Each entry must be given again exactly; images do not belong in the copy.

- [Dataset items]
⁂

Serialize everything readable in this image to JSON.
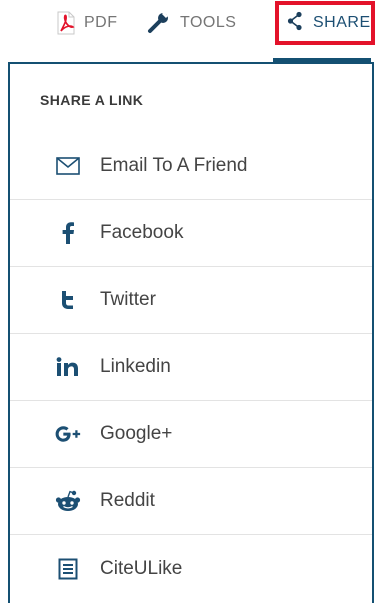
{
  "toolbar": {
    "pdf_label": "PDF",
    "tools_label": "TOOLS",
    "share_label": "SHARE"
  },
  "share_menu": {
    "title": "SHARE A LINK",
    "items": [
      {
        "label": "Email To A Friend",
        "icon": "email-icon"
      },
      {
        "label": "Facebook",
        "icon": "facebook-icon"
      },
      {
        "label": "Twitter",
        "icon": "twitter-icon"
      },
      {
        "label": "Linkedin",
        "icon": "linkedin-icon"
      },
      {
        "label": "Google+",
        "icon": "google-plus-icon"
      },
      {
        "label": "Reddit",
        "icon": "reddit-icon"
      },
      {
        "label": "CiteULike",
        "icon": "citeulike-icon"
      }
    ]
  },
  "colors": {
    "accent": "#145072",
    "highlight": "#e3122a",
    "pdf_icon": "#e3122a"
  }
}
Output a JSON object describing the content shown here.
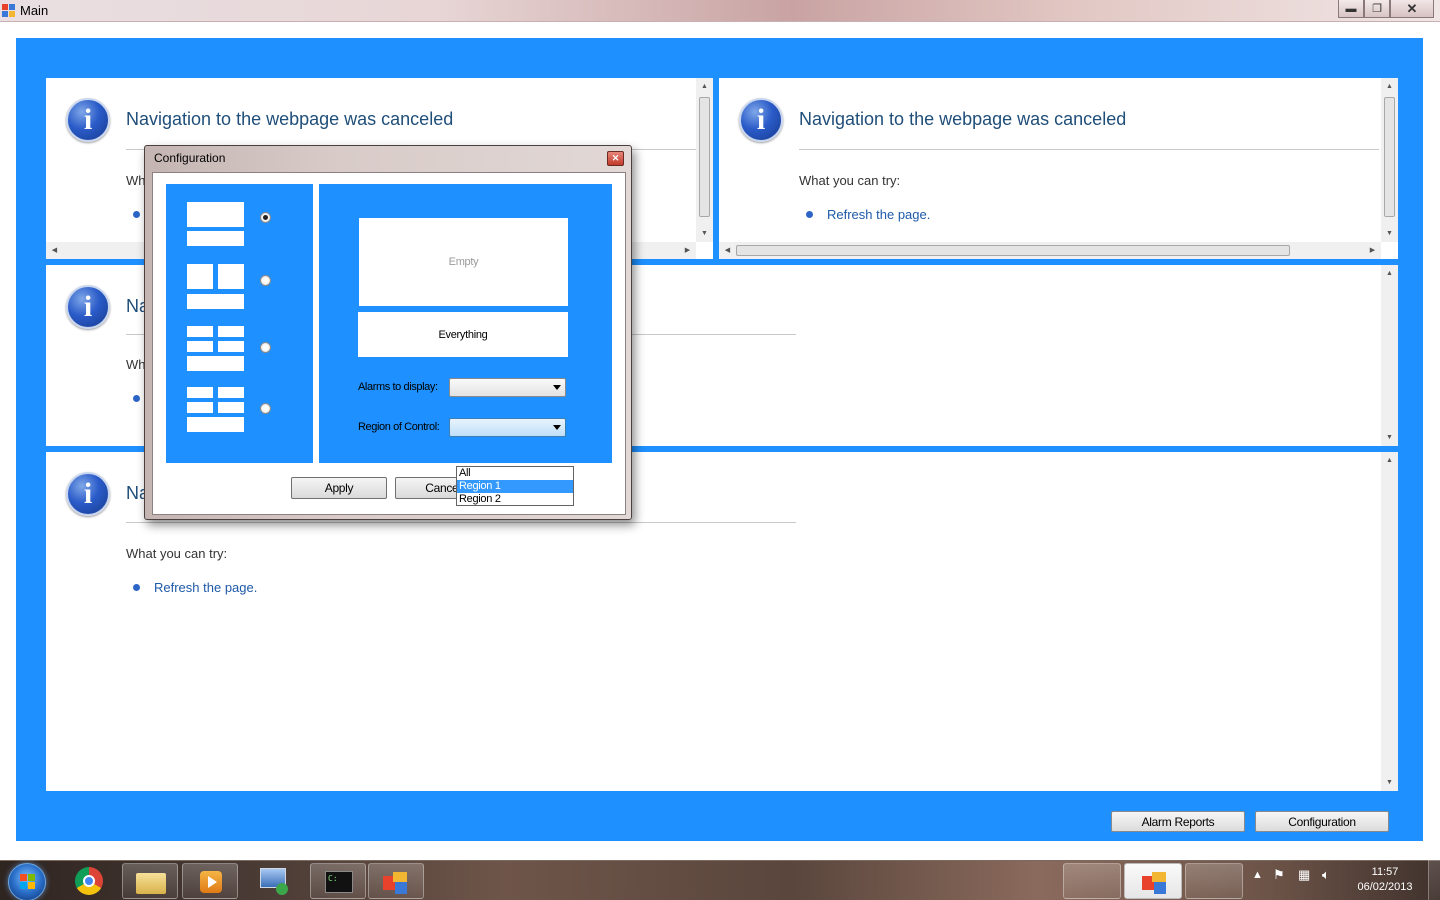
{
  "window": {
    "title": "Main",
    "controls": {
      "minimize": "▬",
      "maximize": "❐",
      "close": "✕"
    }
  },
  "panes": [
    {
      "title": "Navigation to the webpage was canceled",
      "try": "Wh",
      "refresh": ""
    },
    {
      "title": "Navigation to the webpage was canceled",
      "try": "What you can try:",
      "refresh": "Refresh the page."
    },
    {
      "title": "Na",
      "try": "Wh",
      "refresh": ""
    },
    {
      "title": "Na",
      "try": "What you can try:",
      "refresh": "Refresh the page."
    }
  ],
  "bottom_buttons": {
    "alarm_reports": "Alarm Reports",
    "configuration": "Configuration"
  },
  "dialog": {
    "title": "Configuration",
    "close": "✕",
    "layout_options": [
      "layout-1-2-rows",
      "layout-2-top-1-bottom",
      "layout-2-2-1",
      "layout-2-2-1-wide"
    ],
    "selected_layout": 0,
    "preview_empty": "Empty",
    "preview_everything": "Everything",
    "alarms_label": "Alarms to display:",
    "alarms_value": "",
    "region_label": "Region of Control:",
    "region_value": "",
    "region_options": [
      "All",
      "Region 1",
      "Region 2"
    ],
    "region_highlighted": "Region 1",
    "apply": "Apply",
    "cancel": "Cancel"
  },
  "taskbar": {
    "items": [
      "start-button",
      "chrome",
      "file-explorer",
      "media-player",
      "remote-desktop",
      "command-prompt",
      "main-app"
    ],
    "clock_time": "11:57",
    "clock_date": "06/02/2013"
  },
  "colors": {
    "accent_blue": "#1e90ff",
    "link_blue": "#1e5aa8",
    "title_blue": "#1f4e79",
    "highlight": "#3399ff"
  }
}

⁂

- [WRITTEN SOLUTION]
Serialize everything readable in this image to JSON.
{
  "toolbar": {
    "pdf_label": "PDF",
    "tools_label": "TOOLS",
    "share_label": "SHARE"
  },
  "share_menu": {
    "title": "SHARE A LINK",
    "items": [
      {
        "label": "Email To A Friend",
        "icon": "email-icon"
      },
      {
        "label": "Facebook",
        "icon": "facebook-icon"
      },
      {
        "label": "Twitter",
        "icon": "twitter-icon"
      },
      {
        "label": "Linkedin",
        "icon": "linkedin-icon"
      },
      {
        "label": "Google+",
        "icon": "google-plus-icon"
      },
      {
        "label": "Reddit",
        "icon": "reddit-icon"
      },
      {
        "label": "CiteULike",
        "icon": "citeulike-icon"
      }
    ]
  },
  "colors": {
    "accent": "#145072",
    "highlight": "#e3122a",
    "pdf_icon": "#e3122a"
  }
}
Output a JSON object describing the content shown here.
{
  "window": {
    "title": "Main",
    "controls": {
      "minimize": "▬",
      "maximize": "❐",
      "close": "✕"
    }
  },
  "panes": [
    {
      "title": "Navigation to the webpage was canceled",
      "try": "Wh",
      "refresh": ""
    },
    {
      "title": "Navigation to the webpage was canceled",
      "try": "What you can try:",
      "refresh": "Refresh the page."
    },
    {
      "title": "Na",
      "try": "Wh",
      "refresh": ""
    },
    {
      "title": "Na",
      "try": "What you can try:",
      "refresh": "Refresh the page."
    }
  ],
  "bottom_buttons": {
    "alarm_reports": "Alarm Reports",
    "configuration": "Configuration"
  },
  "dialog": {
    "title": "Configuration",
    "close": "✕",
    "layout_options": [
      "layout-1-2-rows",
      "layout-2-top-1-bottom",
      "layout-2-2-1",
      "layout-2-2-1-wide"
    ],
    "selected_layout": 0,
    "preview_empty": "Empty",
    "preview_everything": "Everything",
    "alarms_label": "Alarms to display:",
    "alarms_value": "",
    "region_label": "Region of Control:",
    "region_value": "",
    "region_options": [
      "All",
      "Region 1",
      "Region 2"
    ],
    "region_highlighted": "Region 1",
    "apply": "Apply",
    "cancel": "Cancel"
  },
  "taskbar": {
    "items": [
      "start-button",
      "chrome",
      "file-explorer",
      "media-player",
      "remote-desktop",
      "command-prompt",
      "main-app"
    ],
    "clock_time": "11:57",
    "clock_date": "06/02/2013"
  },
  "colors": {
    "accent_blue": "#1e90ff",
    "link_blue": "#1e5aa8",
    "title_blue": "#1f4e79",
    "highlight": "#3399ff"
  }
}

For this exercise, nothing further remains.